▸ Given request
Copy all lines holding the word "رودکی" from the entries.

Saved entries
↓
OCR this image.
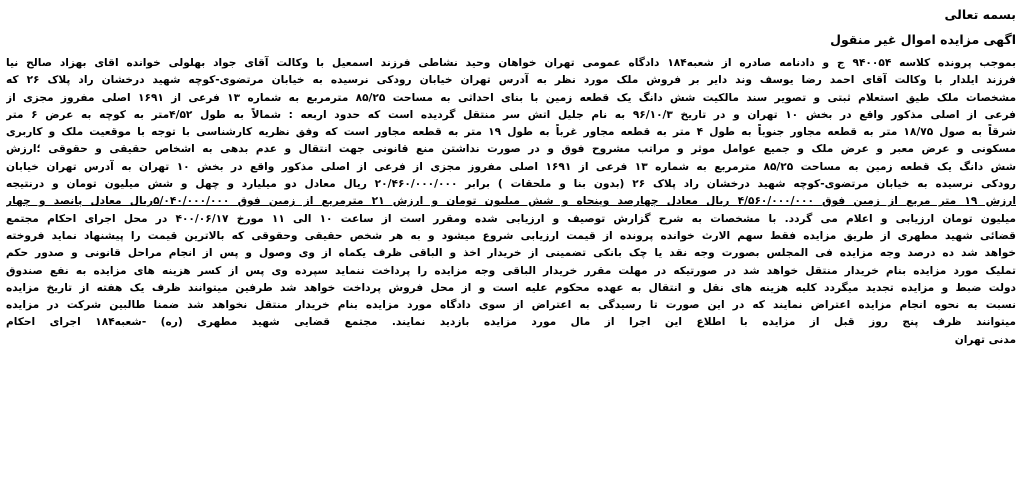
بسمه تعالی
اگهی مزایده اموال غیر منقول
بموجب پرونده کلاسه ۹۴۰۰۵۴ ج و دادنامه صادره از شعبه۱۸۴ دادگاه عمومی تهران خواهان وحید نشاطی فرزند اسمعیل با وکالت آقای جواد بهلولی خوانده اقای بهزاد صالح نیا
فرزند ایلدار با وکالت آقای احمد رضا یوسف وند دایر بر فروش ملک مورد نظر به آدرس تهران خیابان رودکی نرسیده به خیابان مرتضوی-کوچه شهید درخشان راد پلاک ۲۶ که
مشخصات ملک طیق استعلام ثبتی و تصویر سند مالکیت شش دانگ یک قطعه زمین با بنای احداثی به مساحت ۸۵/۲۵ مترمربع به شماره ۱۳ فرعی از ۱۶۹۱ اصلی مفروز مجزی از
فرعی از اصلی مذکور واقع در بخش ۱۰ تهران و در تاریخ ۹۶/۱۰/۳ به نام جلیل اتش سر منتقل گردیده است که حدود اربعه : شمالاً به طول ۴/۵۲متر به کوچه به عرض ۶ متر
شرقاً به صول ۱۸/۷۵ متر به قطعه مجاور جنوباً به طول ۴ متر به قطعه مجاور غرباً به طول ۱۹ متر به قطعه مجاور است که وفق نظریه کارشناسی با توجه با موقعیت ملک و کاربری
مسکونی و عرض معبر و عرض ملک و جمیع عوامل موثر و مراتب مشروح فوق و در صورت نداشتن منع قانونی جهت انتقال و عدم بدهی به اشخاص حقیقی و حقوقی ؛ارزش
شش دانگ یک قطعه زمین به مساحت ۸۵/۲۵ مترمربع به شماره ۱۳ فرعی از ۱۶۹۱ اصلی مفروز مجزی از فرعی از اصلی مذکور واقع در بخش ۱۰ تهران به آدرس تهران خیابان
رودکی نرسیده به خیابان مرتضوی-کوچه شهید درخشان راد پلاک ۲۶ (بدون بنا و ملحقات ) برابر ۲۰/۴۶۰/۰۰۰/۰۰۰ ریال معادل دو میلیارد و چهل و شش میلیون تومان و درنتیجه
ارزش ۱۹ متر مربع از زمین فوق ۴/۵۶۰/۰۰۰/۰۰۰ ریال معادل چهارصد وپنجاه و شش میلیون تومان و ارزش ۲۱ مترمربع از زمین فوق ۵/۰۴۰/۰۰۰/۰۰۰ریال معادل پانصد و چهار
میلیون تومان ارزیابی و اعلام می گردد. با مشخصات به شرح گزارش توصیف و ارزیابی شده ومقرر است از ساعت ۱۰ الی ۱۱ مورخ ۴۰۰/۰۶/۱۷ در محل اجرای احکام مجتمع
قضائی شهید مطهری از طریق مزایده فقط سهم الارث خوانده پرونده از قیمت ارزیابی شروع میشود و به هر شخص حقیقی وحقوقی که بالاترین قیمت را پیشنهاد نماید فروخته
خواهد شد ده درصد وجه مزایده فی المجلس بصورت وجه نقد یا چک بانکی تضمینی از خریدار اخذ و الباقی ظرف یکماه از وی وصول و پس از انجام مراحل قانونی و صدور حکم
تملیک مورد مزایده بنام خریدار منتقل خواهد شد در صورتیکه در مهلت مقرر خریدار الباقی وجه مزایده را پرداخت ننماید سپرده وی پس از کسر هزینه های مزایده به نفع صندوق
دولت ضبط و مزایده تجدید میگردد کلیه هزینه های نقل و انتقال به عهده محکوم علیه است و از محل فروش پرداخت خواهد شد طرفین میتوانند ظرف یک هفته از تاریخ مزایده
نسبت به نحوه انجام مزایده اعتراض نمایند که در این صورت تا رسیدگی به اعتراض از سوی دادگاه مورد مزایده بنام خریدار منتقل نخواهد شد ضمنا طالبین شرکت در مزایده
میتوانند ظرف پنج روز قبل از مزایده با اطلاع این اجرا از مال مورد مزایده بازدید نمایند. مجتمع قضایی شهید مطهری (ره) -شعبه۱۸۴ اجرای احکام
مدنی تهران
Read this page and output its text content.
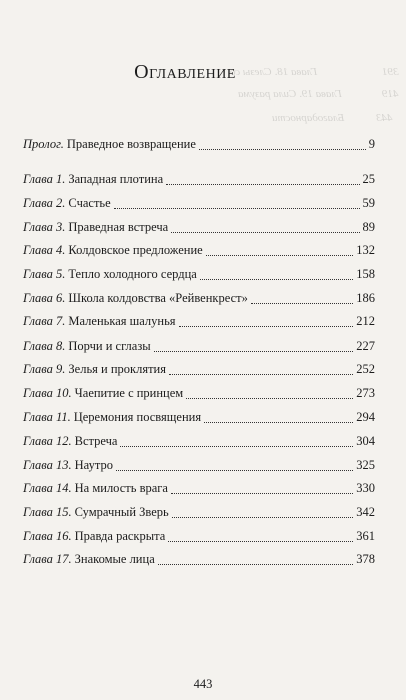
Глава 18. Слезы со	391
Глава 19. Сила разума	419
Благодарности	443
Оглавление
Пролог. Праведное возвращение	9
Глава 1. Западная плотина	25
Глава 2. Счастье	59
Глава 3. Праведная встреча	89
Глава 4. Колдовское предложение	132
Глава 5. Тепло холодного сердца	158
Глава 6. Школа колдовства «Рейвенкрест»	186
Глава 7. Маленькая шалунья	212
Глава 8. Порчи и сглазы	227
Глава 9. Зелья и проклятия	252
Глава 10. Чаепитие с принцем	273
Глава 11. Церемония посвящения	294
Глава 12. Встреча	304
Глава 13. Наутро	325
Глава 14. На милость врага	330
Глава 15. Сумрачный Зверь	342
Глава 16. Правда раскрыта	361
Глава 17. Знакомые лица	378
443
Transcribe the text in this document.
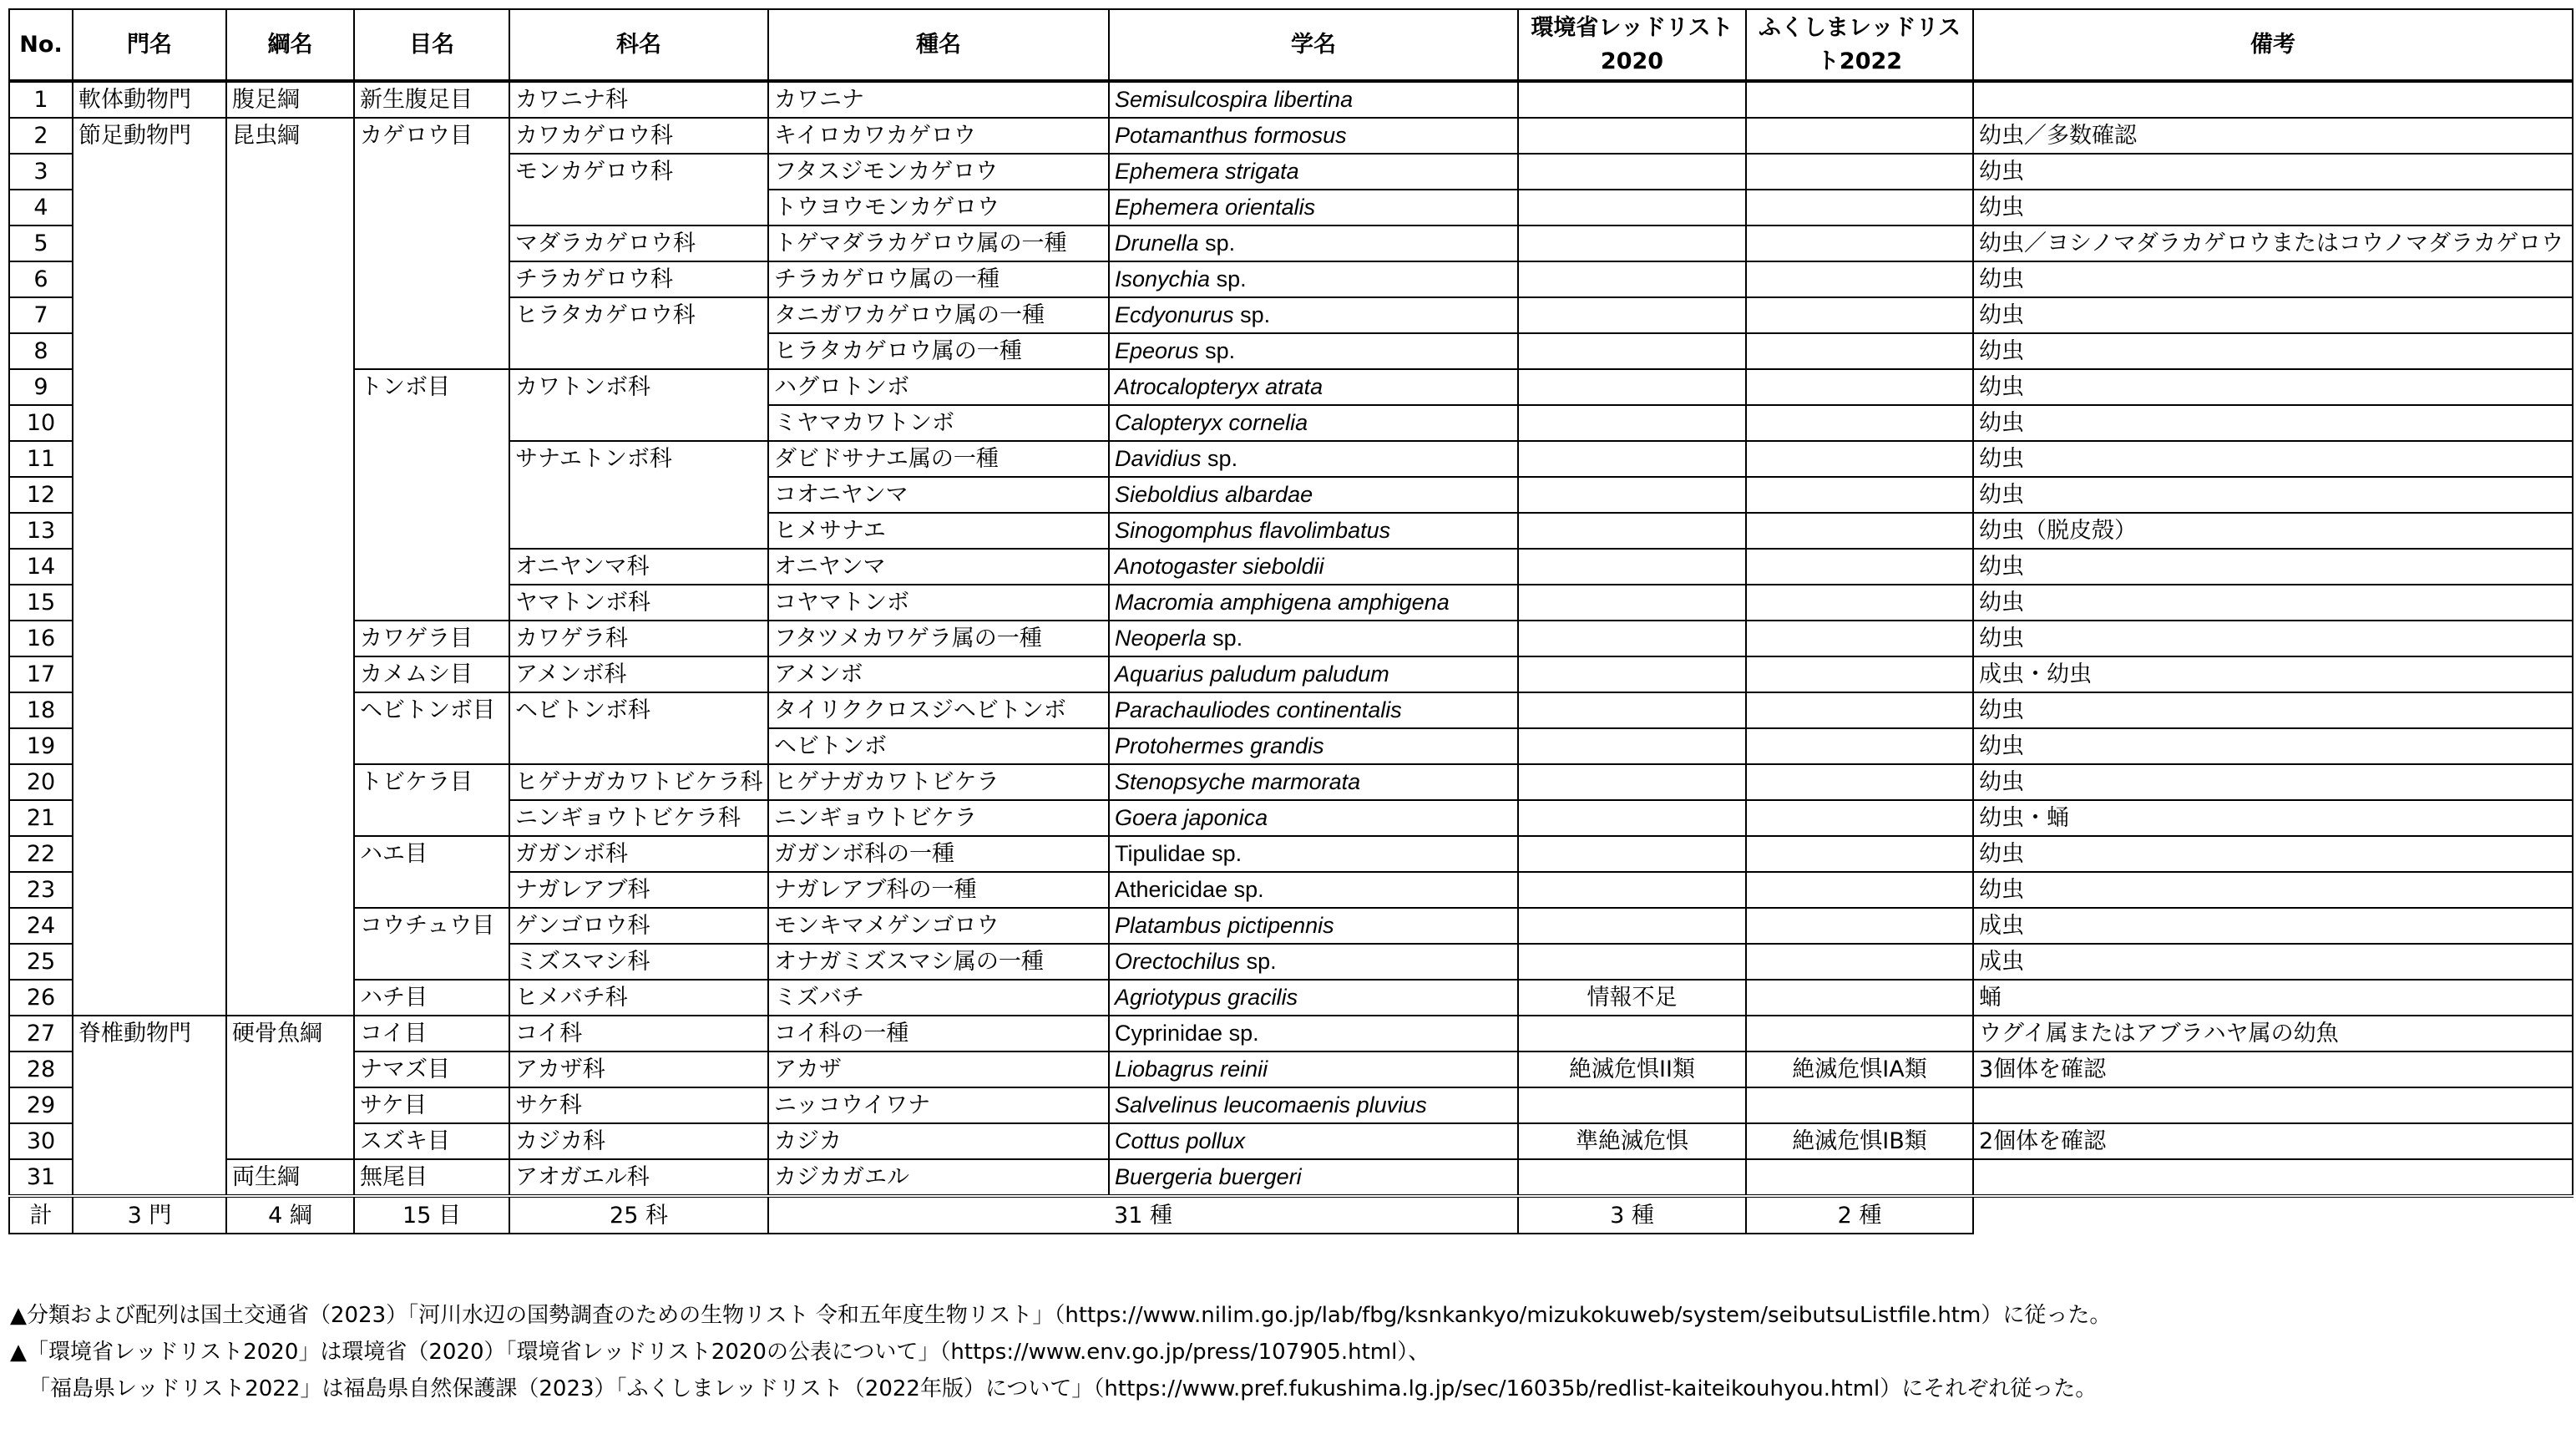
No.	門名	綱名	目名	科名	種名	学名	環境省レッドリスト2020	ふくしまレッドリスト2022	備考
1	軟体動物門	腹足綱	新生腹足目	カワニナ科	カワニナ	Semisulcospira libertina			
2	節足動物門	昆虫綱	カゲロウ目	カワカゲロウ科	キイロカワカゲロウ	Potamanthus formosus			幼虫／多数確認
3				モンカゲロウ科	フタスジモンカゲロウ	Ephemera strigata			幼虫
4					トウヨウモンカゲロウ	Ephemera orientalis			幼虫
5				マダラカゲロウ科	トゲマダラカゲロウ属の一種	Drunella sp.			幼虫／ヨシノマダラカゲロウまたはコウノマダラカゲロウ
6				チラカゲロウ科	チラカゲロウ属の一種	Isonychia sp.			幼虫
7				ヒラタカゲロウ科	タニガワカゲロウ属の一種	Ecdyonurus sp.			幼虫
8					ヒラタカゲロウ属の一種	Epeorus sp.			幼虫
9			トンボ目	カワトンボ科	ハグロトンボ	Atrocalopteryx atrata			幼虫
10					ミヤマカワトンボ	Calopteryx cornelia			幼虫
11				サナエトンボ科	ダビドサナエ属の一種	Davidius sp.			幼虫
12					コオニヤンマ	Sieboldius albardae			幼虫
13					ヒメサナエ	Sinogomphus flavolimbatus			幼虫（脱皮殻）
14				オニヤンマ科	オニヤンマ	Anotogaster sieboldii			幼虫
15				ヤマトンボ科	コヤマトンボ	Macromia amphigena amphigena			幼虫
16			カワゲラ目	カワゲラ科	フタツメカワゲラ属の一種	Neoperla sp.			幼虫
17			カメムシ目	アメンボ科	アメンボ	Aquarius paludum paludum			成虫・幼虫
18			ヘビトンボ目	ヘビトンボ科	タイリククロスジヘビトンボ	Parachauliodes continentalis			幼虫
19					ヘビトンボ	Protohermes grandis			幼虫
20			トビケラ目	ヒゲナガカワトビケラ科	ヒゲナガカワトビケラ	Stenopsyche marmorata			幼虫
21				ニンギョウトビケラ科	ニンギョウトビケラ	Goera japonica			幼虫・蛹
22			ハエ目	ガガンボ科	ガガンボ科の一種	Tipulidae sp.			幼虫
23				ナガレアブ科	ナガレアブ科の一種	Athericidae sp.			幼虫
24			コウチュウ目	ゲンゴロウ科	モンキマメゲンゴロウ	Platambus pictipennis			成虫
25				ミズスマシ科	オナガミズスマシ属の一種	Orectochilus sp.			成虫
26			ハチ目	ヒメバチ科	ミズバチ	Agriotypus gracilis	情報不足		蛹
27	脊椎動物門	硬骨魚綱	コイ目	コイ科	コイ科の一種	Cyprinidae sp.			ウグイ属またはアブラハヤ属の幼魚
28			ナマズ目	アカザ科	アカザ	Liobagrus reinii	絶滅危惧II類	絶滅危惧IA類	3個体を確認
29			サケ目	サケ科	ニッコウイワナ	Salvelinus leucomaenis pluvius			
30			スズキ目	カジカ科	カジカ	Cottus pollux	準絶滅危惧	絶滅危惧IB類	2個体を確認
31		両生綱	無尾目	アオガエル科	カジカガエル	Buergeria buergeri			
計	3 門	4 綱	15 目	25 科	31 種		3 種	2 種	
▲分類および配列は国土交通省（2023）「河川水辺の国勢調査のための生物リスト 令和五年度生物リスト」（https://www.nilim.go.jp/lab/fbg/ksnkankyo/mizukokuweb/system/seibutsuListfile.htm）に従った。
▲「環境省レッドリスト2020」は環境省（2020）「環境省レッドリスト2020の公表について」（https://www.env.go.jp/press/107905.html）、
「福島県レッドリスト2022」は福島県自然保護課（2023）「ふくしまレッドリスト（2022年版）について」（https://www.pref.fukushima.lg.jp/sec/16035b/redlist-kaiteikouhyou.html）にそれぞれ従った。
↑
▸ The completed task
فرزند ایلدار با وکالت آقای احمد رضا یوسف وند دایر بر فروش ملک مورد نظر به آدرس تهران خیابان رودکی نرسیده به خیابان مرتضوی-کوچه شهید درخشان راد پلاک ۲۶ که
رودکی نرسیده به خیابان مرتضوی-کوچه شهید درخشان راد پلاک ۲۶ (بدون بنا و ملحقات ) برابر ۲۰/۴۶۰/۰۰۰/۰۰۰ ریال معادل دو میلیارد و چهل و شش میلیون تومان و درنتیجه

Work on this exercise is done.